(Items from a dataset)
>> BEGIN
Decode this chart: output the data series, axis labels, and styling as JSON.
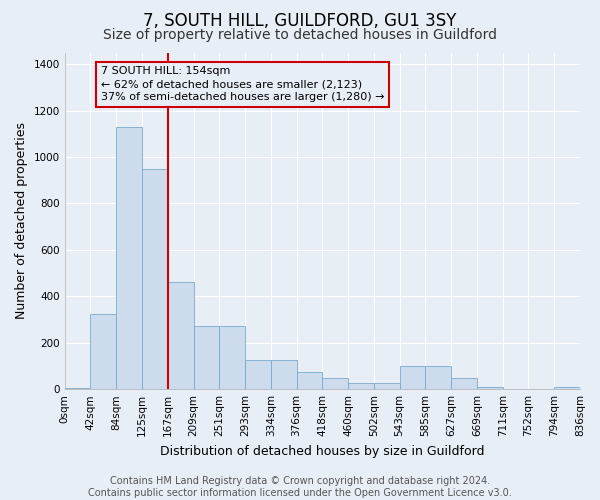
{
  "title": "7, SOUTH HILL, GUILDFORD, GU1 3SY",
  "subtitle": "Size of property relative to detached houses in Guildford",
  "xlabel": "Distribution of detached houses by size in Guildford",
  "ylabel": "Number of detached properties",
  "bar_values": [
    5,
    325,
    1130,
    950,
    460,
    270,
    270,
    125,
    125,
    75,
    50,
    25,
    25,
    100,
    100,
    50,
    10,
    0,
    0,
    10
  ],
  "bar_color": "#ccdcec",
  "bar_edge_color": "#7aaaca",
  "x_labels": [
    "0sqm",
    "42sqm",
    "84sqm",
    "125sqm",
    "167sqm",
    "209sqm",
    "251sqm",
    "293sqm",
    "334sqm",
    "376sqm",
    "418sqm",
    "460sqm",
    "502sqm",
    "543sqm",
    "585sqm",
    "627sqm",
    "669sqm",
    "711sqm",
    "752sqm",
    "794sqm",
    "836sqm"
  ],
  "vline_x_label": "167sqm",
  "vline_color": "#cc0000",
  "annotation_text": "7 SOUTH HILL: 154sqm\n← 62% of detached houses are smaller (2,123)\n37% of semi-detached houses are larger (1,280) →",
  "annotation_box_color": "#cc0000",
  "ylim": [
    0,
    1450
  ],
  "yticks": [
    0,
    200,
    400,
    600,
    800,
    1000,
    1200,
    1400
  ],
  "footer_line1": "Contains HM Land Registry data © Crown copyright and database right 2024.",
  "footer_line2": "Contains public sector information licensed under the Open Government Licence v3.0.",
  "bg_color": "#e8eef6",
  "grid_color": "#ffffff",
  "title_fontsize": 12,
  "subtitle_fontsize": 10,
  "axis_label_fontsize": 9,
  "tick_fontsize": 7.5,
  "annotation_fontsize": 8,
  "footer_fontsize": 7
}
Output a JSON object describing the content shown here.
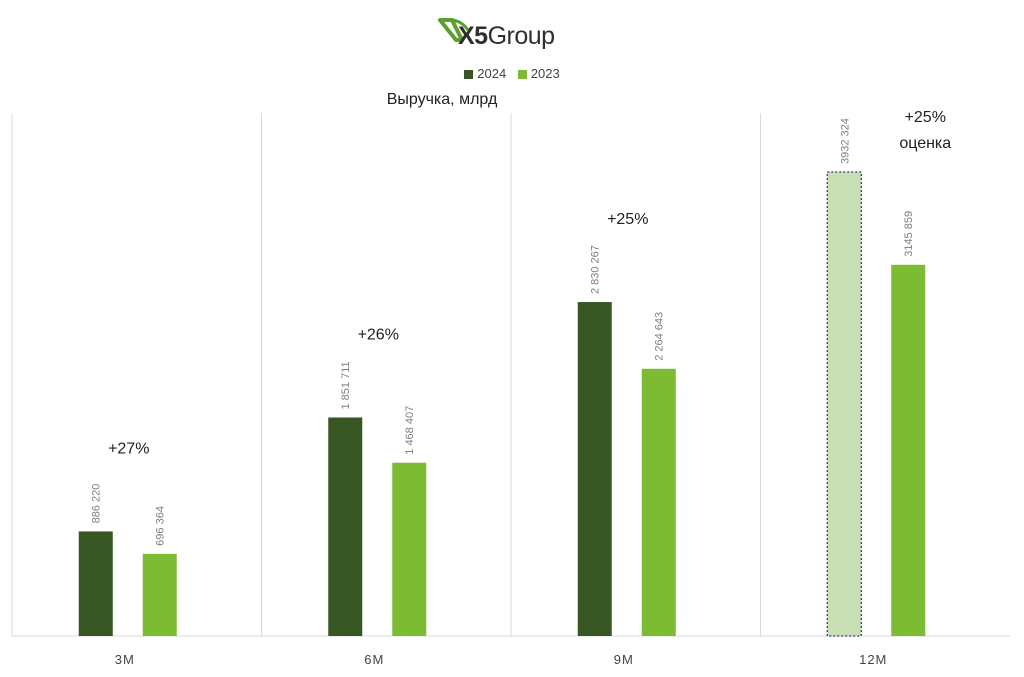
{
  "logo": {
    "prefix": "X5",
    "suffix": "Group",
    "colors": {
      "mark": "#5aa02c",
      "text": "#2f2f2f"
    }
  },
  "colors": {
    "series_2024": "#375623",
    "series_2023": "#7cbb32",
    "estimate_fill": "#c8e0b4",
    "estimate_border": "#1f3864",
    "grid": "#d9d9d9"
  },
  "chart_data": {
    "type": "bar",
    "title": "Выручка, млрд",
    "categories": [
      "3M",
      "6M",
      "9M",
      "12M"
    ],
    "series": [
      {
        "name": "2024",
        "values": [
          886220,
          1851711,
          2830267,
          3932324
        ],
        "labels": [
          "886 220",
          "1 851 711",
          "2 830 267",
          "3932 324"
        ],
        "estimate": [
          false,
          false,
          false,
          true
        ]
      },
      {
        "name": "2023",
        "values": [
          696364,
          1468407,
          2264643,
          3145859
        ],
        "labels": [
          "696 364",
          "1 468 407",
          "2 264 643",
          "3145 859"
        ]
      }
    ],
    "annotations": [
      "+27%",
      "+26%",
      "+25%",
      "+25%\nоценка"
    ],
    "ylim": [
      0,
      4100000
    ],
    "legend_position": "top-center",
    "grid": "vertical category separators"
  }
}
>> END
Reproduce every entry word for word, but skip any pictures.

> **ANSWER IN FULL**:
Decode this chart: output the data series, axis labels, and styling as JSON.
{
  "title": "7, SOUTH HILL, GUILDFORD, GU1 3SY",
  "subtitle": "Size of property relative to detached houses in Guildford",
  "xlabel": "Distribution of detached houses by size in Guildford",
  "ylabel": "Number of detached properties",
  "bar_values": [
    5,
    325,
    1130,
    950,
    460,
    270,
    270,
    125,
    125,
    75,
    50,
    25,
    25,
    100,
    100,
    50,
    10,
    0,
    0,
    10
  ],
  "bar_color": "#ccdcec",
  "bar_edge_color": "#7aaaca",
  "x_labels": [
    "0sqm",
    "42sqm",
    "84sqm",
    "125sqm",
    "167sqm",
    "209sqm",
    "251sqm",
    "293sqm",
    "334sqm",
    "376sqm",
    "418sqm",
    "460sqm",
    "502sqm",
    "543sqm",
    "585sqm",
    "627sqm",
    "669sqm",
    "711sqm",
    "752sqm",
    "794sqm",
    "836sqm"
  ],
  "vline_x_label": "167sqm",
  "vline_color": "#cc0000",
  "annotation_text": "7 SOUTH HILL: 154sqm\n← 62% of detached houses are smaller (2,123)\n37% of semi-detached houses are larger (1,280) →",
  "annotation_box_color": "#cc0000",
  "ylim": [
    0,
    1450
  ],
  "yticks": [
    0,
    200,
    400,
    600,
    800,
    1000,
    1200,
    1400
  ],
  "footer_line1": "Contains HM Land Registry data © Crown copyright and database right 2024.",
  "footer_line2": "Contains public sector information licensed under the Open Government Licence v3.0.",
  "bg_color": "#e8eef6",
  "grid_color": "#ffffff",
  "title_fontsize": 12,
  "subtitle_fontsize": 10,
  "axis_label_fontsize": 9,
  "tick_fontsize": 7.5,
  "annotation_fontsize": 8,
  "footer_fontsize": 7
}
Output a JSON object describing the content shown here.
{
  "logo": {
    "prefix": "X5",
    "suffix": "Group",
    "colors": {
      "mark": "#5aa02c",
      "text": "#2f2f2f"
    }
  },
  "colors": {
    "series_2024": "#375623",
    "series_2023": "#7cbb32",
    "estimate_fill": "#c8e0b4",
    "estimate_border": "#1f3864",
    "grid": "#d9d9d9"
  },
  "chart_data": {
    "type": "bar",
    "title": "Выручка, млрд",
    "categories": [
      "3M",
      "6M",
      "9M",
      "12M"
    ],
    "series": [
      {
        "name": "2024",
        "values": [
          886220,
          1851711,
          2830267,
          3932324
        ],
        "labels": [
          "886 220",
          "1 851 711",
          "2 830 267",
          "3932 324"
        ],
        "estimate": [
          false,
          false,
          false,
          true
        ]
      },
      {
        "name": "2023",
        "values": [
          696364,
          1468407,
          2264643,
          3145859
        ],
        "labels": [
          "696 364",
          "1 468 407",
          "2 264 643",
          "3145 859"
        ]
      }
    ],
    "annotations": [
      "+27%",
      "+26%",
      "+25%",
      "+25%\nоценка"
    ],
    "ylim": [
      0,
      4100000
    ],
    "legend_position": "top-center",
    "grid": "vertical category separators"
  }
}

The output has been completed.